--- Supplied material ---
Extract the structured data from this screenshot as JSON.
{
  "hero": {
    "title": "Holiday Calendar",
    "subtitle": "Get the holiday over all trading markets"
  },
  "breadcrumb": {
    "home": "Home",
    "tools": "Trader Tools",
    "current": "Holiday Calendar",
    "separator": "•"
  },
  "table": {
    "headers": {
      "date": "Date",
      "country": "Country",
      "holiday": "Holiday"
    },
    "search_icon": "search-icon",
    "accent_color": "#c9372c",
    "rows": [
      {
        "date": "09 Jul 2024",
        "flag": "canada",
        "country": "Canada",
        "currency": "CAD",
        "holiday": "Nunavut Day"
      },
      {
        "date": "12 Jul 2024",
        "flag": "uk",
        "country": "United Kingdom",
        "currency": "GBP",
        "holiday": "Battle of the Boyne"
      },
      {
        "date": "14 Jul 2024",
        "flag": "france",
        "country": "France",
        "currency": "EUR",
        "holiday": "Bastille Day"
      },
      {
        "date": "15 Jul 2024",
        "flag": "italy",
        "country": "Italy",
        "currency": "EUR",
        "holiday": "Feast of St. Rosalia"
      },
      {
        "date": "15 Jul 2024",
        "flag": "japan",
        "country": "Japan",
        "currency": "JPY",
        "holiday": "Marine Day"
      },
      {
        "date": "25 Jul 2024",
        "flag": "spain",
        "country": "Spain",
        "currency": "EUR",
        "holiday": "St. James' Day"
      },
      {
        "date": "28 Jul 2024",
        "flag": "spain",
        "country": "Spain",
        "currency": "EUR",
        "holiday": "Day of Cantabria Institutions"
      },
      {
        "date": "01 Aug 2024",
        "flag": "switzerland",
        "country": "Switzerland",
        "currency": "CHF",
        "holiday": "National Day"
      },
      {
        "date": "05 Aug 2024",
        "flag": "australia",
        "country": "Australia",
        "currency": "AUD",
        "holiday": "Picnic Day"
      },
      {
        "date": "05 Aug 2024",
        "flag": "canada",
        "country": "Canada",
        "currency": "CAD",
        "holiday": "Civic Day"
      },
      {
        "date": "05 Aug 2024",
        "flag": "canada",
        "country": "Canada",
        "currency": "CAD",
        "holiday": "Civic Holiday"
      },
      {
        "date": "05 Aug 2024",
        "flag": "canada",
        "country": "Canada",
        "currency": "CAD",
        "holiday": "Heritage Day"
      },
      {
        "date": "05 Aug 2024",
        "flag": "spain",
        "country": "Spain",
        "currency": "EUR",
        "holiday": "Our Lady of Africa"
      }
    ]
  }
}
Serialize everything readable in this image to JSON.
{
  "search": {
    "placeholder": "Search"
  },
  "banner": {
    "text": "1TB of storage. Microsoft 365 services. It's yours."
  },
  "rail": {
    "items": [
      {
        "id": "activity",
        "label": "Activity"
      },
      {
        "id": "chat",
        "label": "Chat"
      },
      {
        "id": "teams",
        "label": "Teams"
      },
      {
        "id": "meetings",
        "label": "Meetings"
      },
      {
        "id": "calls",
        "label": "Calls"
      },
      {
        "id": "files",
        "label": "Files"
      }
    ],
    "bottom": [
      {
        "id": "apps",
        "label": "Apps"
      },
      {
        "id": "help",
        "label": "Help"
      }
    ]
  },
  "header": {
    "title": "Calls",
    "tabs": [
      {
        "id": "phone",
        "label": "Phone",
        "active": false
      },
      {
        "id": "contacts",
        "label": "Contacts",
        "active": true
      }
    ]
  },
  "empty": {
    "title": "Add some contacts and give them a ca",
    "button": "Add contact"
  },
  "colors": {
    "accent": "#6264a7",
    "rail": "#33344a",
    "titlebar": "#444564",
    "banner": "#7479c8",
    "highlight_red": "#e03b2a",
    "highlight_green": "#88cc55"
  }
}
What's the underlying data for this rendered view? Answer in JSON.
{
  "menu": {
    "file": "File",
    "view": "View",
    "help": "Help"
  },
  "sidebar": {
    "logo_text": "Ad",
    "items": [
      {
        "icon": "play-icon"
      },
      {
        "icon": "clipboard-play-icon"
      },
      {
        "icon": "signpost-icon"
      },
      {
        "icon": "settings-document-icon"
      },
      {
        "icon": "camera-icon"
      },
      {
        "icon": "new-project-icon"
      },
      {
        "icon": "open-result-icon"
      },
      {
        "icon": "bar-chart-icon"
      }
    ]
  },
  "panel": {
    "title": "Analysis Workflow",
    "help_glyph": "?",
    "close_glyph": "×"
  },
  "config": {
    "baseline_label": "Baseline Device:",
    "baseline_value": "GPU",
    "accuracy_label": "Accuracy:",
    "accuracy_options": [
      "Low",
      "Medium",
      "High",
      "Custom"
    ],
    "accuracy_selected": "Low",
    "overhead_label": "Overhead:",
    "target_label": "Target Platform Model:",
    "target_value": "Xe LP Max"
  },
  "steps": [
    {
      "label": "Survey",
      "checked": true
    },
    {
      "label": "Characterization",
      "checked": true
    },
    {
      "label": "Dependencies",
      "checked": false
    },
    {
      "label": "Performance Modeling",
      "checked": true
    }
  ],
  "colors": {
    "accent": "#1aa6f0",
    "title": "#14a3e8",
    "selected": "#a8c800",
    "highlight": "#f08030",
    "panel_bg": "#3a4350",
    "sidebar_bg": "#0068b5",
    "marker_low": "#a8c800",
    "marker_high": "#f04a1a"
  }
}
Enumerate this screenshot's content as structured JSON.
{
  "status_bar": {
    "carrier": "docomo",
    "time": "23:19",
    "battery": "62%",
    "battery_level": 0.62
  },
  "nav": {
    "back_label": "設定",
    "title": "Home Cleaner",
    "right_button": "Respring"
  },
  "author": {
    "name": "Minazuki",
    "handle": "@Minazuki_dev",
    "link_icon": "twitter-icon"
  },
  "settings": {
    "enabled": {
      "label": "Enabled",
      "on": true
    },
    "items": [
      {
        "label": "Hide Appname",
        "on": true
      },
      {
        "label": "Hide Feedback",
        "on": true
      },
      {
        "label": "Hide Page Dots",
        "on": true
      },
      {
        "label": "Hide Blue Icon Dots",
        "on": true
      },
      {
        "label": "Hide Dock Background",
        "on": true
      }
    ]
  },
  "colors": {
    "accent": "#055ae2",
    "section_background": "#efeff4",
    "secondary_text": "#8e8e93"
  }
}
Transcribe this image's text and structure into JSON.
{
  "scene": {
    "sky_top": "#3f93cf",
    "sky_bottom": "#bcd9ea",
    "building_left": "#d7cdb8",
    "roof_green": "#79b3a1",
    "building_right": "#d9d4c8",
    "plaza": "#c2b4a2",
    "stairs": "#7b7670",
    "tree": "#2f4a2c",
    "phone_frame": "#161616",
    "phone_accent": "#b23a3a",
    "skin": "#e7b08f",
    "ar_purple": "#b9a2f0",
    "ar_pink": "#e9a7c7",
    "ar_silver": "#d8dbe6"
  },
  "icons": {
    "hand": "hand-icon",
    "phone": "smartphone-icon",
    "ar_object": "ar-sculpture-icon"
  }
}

--- The problem ---
Type out the entries again, word for word.

--- Answer to this problem ---
Extract the structured data from this screenshot as JSON.
{
  "hero": {
    "title": "Holiday Calendar",
    "subtitle": "Get the holiday over all trading markets"
  },
  "breadcrumb": {
    "home": "Home",
    "tools": "Trader Tools",
    "current": "Holiday Calendar",
    "separator": "•"
  },
  "table": {
    "headers": {
      "date": "Date",
      "country": "Country",
      "holiday": "Holiday"
    },
    "search_icon": "search-icon",
    "accent_color": "#c9372c",
    "rows": [
      {
        "date": "09 Jul 2024",
        "flag": "canada",
        "country": "Canada",
        "currency": "CAD",
        "holiday": "Nunavut Day"
      },
      {
        "date": "12 Jul 2024",
        "flag": "uk",
        "country": "United Kingdom",
        "currency": "GBP",
        "holiday": "Battle of the Boyne"
      },
      {
        "date": "14 Jul 2024",
        "flag": "france",
        "country": "France",
        "currency": "EUR",
        "holiday": "Bastille Day"
      },
      {
        "date": "15 Jul 2024",
        "flag": "italy",
        "country": "Italy",
        "currency": "EUR",
        "holiday": "Feast of St. Rosalia"
      },
      {
        "date": "15 Jul 2024",
        "flag": "japan",
        "country": "Japan",
        "currency": "JPY",
        "holiday": "Marine Day"
      },
      {
        "date": "25 Jul 2024",
        "flag": "spain",
        "country": "Spain",
        "currency": "EUR",
        "holiday": "St. James' Day"
      },
      {
        "date": "28 Jul 2024",
        "flag": "spain",
        "country": "Spain",
        "currency": "EUR",
        "holiday": "Day of Cantabria Institutions"
      },
      {
        "date": "01 Aug 2024",
        "flag": "switzerland",
        "country": "Switzerland",
        "currency": "CHF",
        "holiday": "National Day"
      },
      {
        "date": "05 Aug 2024",
        "flag": "australia",
        "country": "Australia",
        "currency": "AUD",
        "holiday": "Picnic Day"
      },
      {
        "date": "05 Aug 2024",
        "flag": "canada",
        "country": "Canada",
        "currency": "CAD",
        "holiday": "Civic Day"
      },
      {
        "date": "05 Aug 2024",
        "flag": "canada",
        "country": "Canada",
        "currency": "CAD",
        "holiday": "Civic Holiday"
      },
      {
        "date": "05 Aug 2024",
        "flag": "canada",
        "country": "Canada",
        "currency": "CAD",
        "holiday": "Heritage Day"
      },
      {
        "date": "05 Aug 2024",
        "flag": "spain",
        "country": "Spain",
        "currency": "EUR",
        "holiday": "Our Lady of Africa"
      }
    ]
  }
}
Serialize everything readable in this image to JSON.
{
  "search": {
    "placeholder": "Search"
  },
  "banner": {
    "text": "1TB of storage. Microsoft 365 services. It's yours."
  },
  "rail": {
    "items": [
      {
        "id": "activity",
        "label": "Activity"
      },
      {
        "id": "chat",
        "label": "Chat"
      },
      {
        "id": "teams",
        "label": "Teams"
      },
      {
        "id": "meetings",
        "label": "Meetings"
      },
      {
        "id": "calls",
        "label": "Calls"
      },
      {
        "id": "files",
        "label": "Files"
      }
    ],
    "bottom": [
      {
        "id": "apps",
        "label": "Apps"
      },
      {
        "id": "help",
        "label": "Help"
      }
    ]
  },
  "header": {
    "title": "Calls",
    "tabs": [
      {
        "id": "phone",
        "label": "Phone",
        "active": false
      },
      {
        "id": "contacts",
        "label": "Contacts",
        "active": true
      }
    ]
  },
  "empty": {
    "title": "Add some contacts and give them a ca",
    "button": "Add contact"
  },
  "colors": {
    "accent": "#6264a7",
    "rail": "#33344a",
    "titlebar": "#444564",
    "banner": "#7479c8",
    "highlight_red": "#e03b2a",
    "highlight_green": "#88cc55"
  }
}
What's the underlying data for this rendered view? Answer in JSON.
{
  "menu": {
    "file": "File",
    "view": "View",
    "help": "Help"
  },
  "sidebar": {
    "logo_text": "Ad",
    "items": [
      {
        "icon": "play-icon"
      },
      {
        "icon": "clipboard-play-icon"
      },
      {
        "icon": "signpost-icon"
      },
      {
        "icon": "settings-document-icon"
      },
      {
        "icon": "camera-icon"
      },
      {
        "icon": "new-project-icon"
      },
      {
        "icon": "open-result-icon"
      },
      {
        "icon": "bar-chart-icon"
      }
    ]
  },
  "panel": {
    "title": "Analysis Workflow",
    "help_glyph": "?",
    "close_glyph": "×"
  },
  "config": {
    "baseline_label": "Baseline Device:",
    "baseline_value": "GPU",
    "accuracy_label": "Accuracy:",
    "accuracy_options": [
      "Low",
      "Medium",
      "High",
      "Custom"
    ],
    "accuracy_selected": "Low",
    "overhead_label": "Overhead:",
    "target_label": "Target Platform Model:",
    "target_value": "Xe LP Max"
  },
  "steps": [
    {
      "label": "Survey",
      "checked": true
    },
    {
      "label": "Characterization",
      "checked": true
    },
    {
      "label": "Dependencies",
      "checked": false
    },
    {
      "label": "Performance Modeling",
      "checked": true
    }
  ],
  "colors": {
    "accent": "#1aa6f0",
    "title": "#14a3e8",
    "selected": "#a8c800",
    "highlight": "#f08030",
    "panel_bg": "#3a4350",
    "sidebar_bg": "#0068b5",
    "marker_low": "#a8c800",
    "marker_high": "#f04a1a"
  }
}
Enumerate this screenshot's content as structured JSON.
{
  "status_bar": {
    "carrier": "docomo",
    "time": "23:19",
    "battery": "62%",
    "battery_level": 0.62
  },
  "nav": {
    "back_label": "設定",
    "title": "Home Cleaner",
    "right_button": "Respring"
  },
  "author": {
    "name": "Minazuki",
    "handle": "@Minazuki_dev",
    "link_icon": "twitter-icon"
  },
  "settings": {
    "enabled": {
      "label": "Enabled",
      "on": true
    },
    "items": [
      {
        "label": "Hide Appname",
        "on": true
      },
      {
        "label": "Hide Feedback",
        "on": true
      },
      {
        "label": "Hide Page Dots",
        "on": true
      },
      {
        "label": "Hide Blue Icon Dots",
        "on": true
      },
      {
        "label": "Hide Dock Background",
        "on": true
      }
    ]
  },
  "colors": {
    "accent": "#055ae2",
    "section_background": "#efeff4",
    "secondary_text": "#8e8e93"
  }
}
Transcribe this image's text and structure into JSON.
{
  "scene": {
    "sky_top": "#3f93cf",
    "sky_bottom": "#bcd9ea",
    "building_left": "#d7cdb8",
    "roof_green": "#79b3a1",
    "building_right": "#d9d4c8",
    "plaza": "#c2b4a2",
    "stairs": "#7b7670",
    "tree": "#2f4a2c",
    "phone_frame": "#161616",
    "phone_accent": "#b23a3a",
    "skin": "#e7b08f",
    "ar_purple": "#b9a2f0",
    "ar_pink": "#e9a7c7",
    "ar_silver": "#d8dbe6"
  },
  "icons": {
    "hand": "hand-icon",
    "phone": "smartphone-icon",
    "ar_object": "ar-sculpture-icon"
  }
}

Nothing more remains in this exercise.